Tarea A -
Responde con la información del texto sobre el militarismo:
(i) ¿Con qué tiene que ver fundamentalmente lo militar?
(ii) ¿De qué es uno de los síntomas típicos el militarismo?
(iii) ¿Cuántas facetas principales tiene el militarismo?
Tarea B - Por favor, copia sin cambios del texto sobre el militarismo todo lo que va desde "Por: Ángel Oropeza" hasta "sobre cualquier sociedad.", ambos incluidos.

Texto del ejercicio -
====

Por: Ángel Oropeza
Lo militar tiene que ver fundamentalmente con la defensa de la soberanía y la integridad territorial de un país. Esta es una función no solo importante para cualquier nación, sino merecedora de toda consideración y respeto. El militarismo, que suena parecido pero no lo es, constituye por el contrario una auténtica perversión social, generadora de repulsión y condena por sus efectos catastróficos sobre cualquier sociedad.
El militarismo es un fenómeno frecuente en países del Tercer Mundo, y es uno de los síntomas típicos del subdesarrollo político de una sociedad. Y esto es así porque en las sociedades modernas, a diferencia de los países más primitivos, nadie discute que las fuerzas militares tienen que estar sometidas al poder civil.
El militarismo tiene dos facetas principales: por un lado, se entiende como la intrusión indebida y abusiva de las fuerzas armadas, o de sus miembros, en la conducción del Estado. Un país preso del militarismo es uno donde la población es convencida de que “lo militar” es la esencia misma del Estado, que la fuerza armada tiene el derecho de tutelar el mundo civil, y por ende entrega a los militares el poder de decidir sobre el destino de los demás. En una palabra, es una corrupción del modo militar de actuar en una sociedad.

====

Extractos de datos -
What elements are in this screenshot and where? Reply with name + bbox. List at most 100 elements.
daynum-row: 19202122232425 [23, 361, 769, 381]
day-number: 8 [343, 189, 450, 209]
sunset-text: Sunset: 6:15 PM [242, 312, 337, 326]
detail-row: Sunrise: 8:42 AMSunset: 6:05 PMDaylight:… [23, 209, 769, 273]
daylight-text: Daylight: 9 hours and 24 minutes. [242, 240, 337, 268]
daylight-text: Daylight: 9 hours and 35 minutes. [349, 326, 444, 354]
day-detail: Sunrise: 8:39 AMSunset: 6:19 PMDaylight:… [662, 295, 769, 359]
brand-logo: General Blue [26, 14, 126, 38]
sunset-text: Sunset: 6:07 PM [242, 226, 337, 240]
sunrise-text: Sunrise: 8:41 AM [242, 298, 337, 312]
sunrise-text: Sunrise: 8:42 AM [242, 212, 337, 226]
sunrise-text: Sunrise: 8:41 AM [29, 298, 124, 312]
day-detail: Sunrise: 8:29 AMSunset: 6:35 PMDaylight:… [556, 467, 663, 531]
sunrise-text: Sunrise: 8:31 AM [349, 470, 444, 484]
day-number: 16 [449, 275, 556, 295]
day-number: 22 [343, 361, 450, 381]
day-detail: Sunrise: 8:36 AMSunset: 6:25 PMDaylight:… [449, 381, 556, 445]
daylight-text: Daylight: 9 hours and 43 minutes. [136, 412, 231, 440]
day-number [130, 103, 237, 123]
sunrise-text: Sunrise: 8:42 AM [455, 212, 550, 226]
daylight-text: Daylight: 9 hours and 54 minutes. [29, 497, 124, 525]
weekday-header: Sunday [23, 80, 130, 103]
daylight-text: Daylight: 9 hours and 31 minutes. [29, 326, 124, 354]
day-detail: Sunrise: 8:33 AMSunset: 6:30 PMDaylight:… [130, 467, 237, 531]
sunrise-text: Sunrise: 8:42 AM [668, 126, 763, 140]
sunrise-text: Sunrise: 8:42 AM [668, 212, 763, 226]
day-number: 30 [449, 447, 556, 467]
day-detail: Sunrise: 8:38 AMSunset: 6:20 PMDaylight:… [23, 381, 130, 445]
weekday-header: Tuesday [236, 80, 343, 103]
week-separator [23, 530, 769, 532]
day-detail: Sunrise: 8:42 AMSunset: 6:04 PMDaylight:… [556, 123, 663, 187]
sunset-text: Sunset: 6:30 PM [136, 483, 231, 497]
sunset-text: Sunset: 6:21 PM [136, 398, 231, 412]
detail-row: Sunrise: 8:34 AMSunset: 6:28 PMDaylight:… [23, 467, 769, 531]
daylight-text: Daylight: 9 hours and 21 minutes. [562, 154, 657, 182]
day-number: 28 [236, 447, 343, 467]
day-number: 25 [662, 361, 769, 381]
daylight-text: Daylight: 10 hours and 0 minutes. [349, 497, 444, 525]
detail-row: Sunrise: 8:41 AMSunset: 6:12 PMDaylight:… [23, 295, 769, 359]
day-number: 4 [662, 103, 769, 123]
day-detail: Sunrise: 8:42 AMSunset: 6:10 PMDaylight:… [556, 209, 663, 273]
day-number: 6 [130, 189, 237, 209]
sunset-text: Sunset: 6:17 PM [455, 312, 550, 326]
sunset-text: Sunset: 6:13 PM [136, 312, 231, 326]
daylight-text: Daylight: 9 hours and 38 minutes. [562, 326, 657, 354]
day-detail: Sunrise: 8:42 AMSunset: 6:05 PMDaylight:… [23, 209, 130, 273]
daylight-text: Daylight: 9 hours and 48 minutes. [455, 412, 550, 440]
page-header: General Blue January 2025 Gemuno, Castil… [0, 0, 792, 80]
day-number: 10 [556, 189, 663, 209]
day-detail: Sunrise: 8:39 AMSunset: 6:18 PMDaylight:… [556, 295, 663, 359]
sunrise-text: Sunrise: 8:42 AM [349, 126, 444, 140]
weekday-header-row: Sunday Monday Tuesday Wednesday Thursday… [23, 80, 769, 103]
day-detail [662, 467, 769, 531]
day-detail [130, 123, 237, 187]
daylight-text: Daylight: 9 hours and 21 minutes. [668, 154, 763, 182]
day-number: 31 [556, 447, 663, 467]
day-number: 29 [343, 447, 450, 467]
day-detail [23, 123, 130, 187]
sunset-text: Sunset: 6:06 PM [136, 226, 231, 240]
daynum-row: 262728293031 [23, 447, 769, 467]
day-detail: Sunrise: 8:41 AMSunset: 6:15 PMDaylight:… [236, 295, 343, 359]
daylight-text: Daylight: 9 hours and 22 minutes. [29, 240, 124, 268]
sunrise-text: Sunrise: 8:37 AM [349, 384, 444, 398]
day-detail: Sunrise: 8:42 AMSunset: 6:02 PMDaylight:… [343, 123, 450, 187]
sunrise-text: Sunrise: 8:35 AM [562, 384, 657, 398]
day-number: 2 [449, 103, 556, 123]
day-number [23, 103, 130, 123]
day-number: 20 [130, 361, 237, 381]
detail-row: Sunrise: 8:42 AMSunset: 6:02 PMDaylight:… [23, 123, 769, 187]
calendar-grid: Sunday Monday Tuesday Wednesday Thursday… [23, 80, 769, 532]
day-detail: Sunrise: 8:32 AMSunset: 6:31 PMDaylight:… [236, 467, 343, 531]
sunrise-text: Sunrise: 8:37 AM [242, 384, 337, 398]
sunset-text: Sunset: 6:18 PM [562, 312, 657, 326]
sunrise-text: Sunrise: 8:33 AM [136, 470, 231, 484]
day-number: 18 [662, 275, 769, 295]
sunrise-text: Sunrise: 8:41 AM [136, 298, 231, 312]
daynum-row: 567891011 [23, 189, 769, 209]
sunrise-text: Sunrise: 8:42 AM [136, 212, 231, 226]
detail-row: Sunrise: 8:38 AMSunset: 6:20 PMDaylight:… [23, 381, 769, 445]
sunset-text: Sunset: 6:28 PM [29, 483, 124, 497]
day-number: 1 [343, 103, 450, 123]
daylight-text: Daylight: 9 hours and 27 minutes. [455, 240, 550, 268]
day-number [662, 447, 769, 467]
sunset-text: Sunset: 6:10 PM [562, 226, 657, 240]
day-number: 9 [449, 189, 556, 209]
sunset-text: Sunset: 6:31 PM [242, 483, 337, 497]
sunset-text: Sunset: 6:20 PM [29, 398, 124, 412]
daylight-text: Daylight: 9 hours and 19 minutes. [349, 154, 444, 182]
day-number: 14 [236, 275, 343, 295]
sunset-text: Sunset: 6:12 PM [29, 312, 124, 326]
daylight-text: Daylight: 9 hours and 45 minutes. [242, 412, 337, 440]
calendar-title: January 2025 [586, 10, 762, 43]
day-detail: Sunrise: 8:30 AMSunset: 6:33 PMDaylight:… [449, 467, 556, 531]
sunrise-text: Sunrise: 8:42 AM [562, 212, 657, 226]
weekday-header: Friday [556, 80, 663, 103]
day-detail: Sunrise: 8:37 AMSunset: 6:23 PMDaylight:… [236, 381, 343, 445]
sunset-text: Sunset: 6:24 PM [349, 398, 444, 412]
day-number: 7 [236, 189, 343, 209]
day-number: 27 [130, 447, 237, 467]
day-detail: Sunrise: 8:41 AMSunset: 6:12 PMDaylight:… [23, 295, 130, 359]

====

Solución A -
(i) Con la defensa de la soberanía y la integridad territorial de un país.
(ii) Del subdesarrollo político de una sociedad.
(iii) Dos.

Solución B -
Por: Ángel Oropeza
Lo militar tiene que ver fundamentalmente con la defensa de la soberanía y la integridad territorial de un país. Esta es una función no solo importante para cualquier nación, sino merecedora de toda consideración y respeto. El militarismo, que suena parecido pero no lo es, constituye por el contrario una auténtica perversión social, generadora de repulsión y condena por sus efectos catastróficos sobre cualquier sociedad.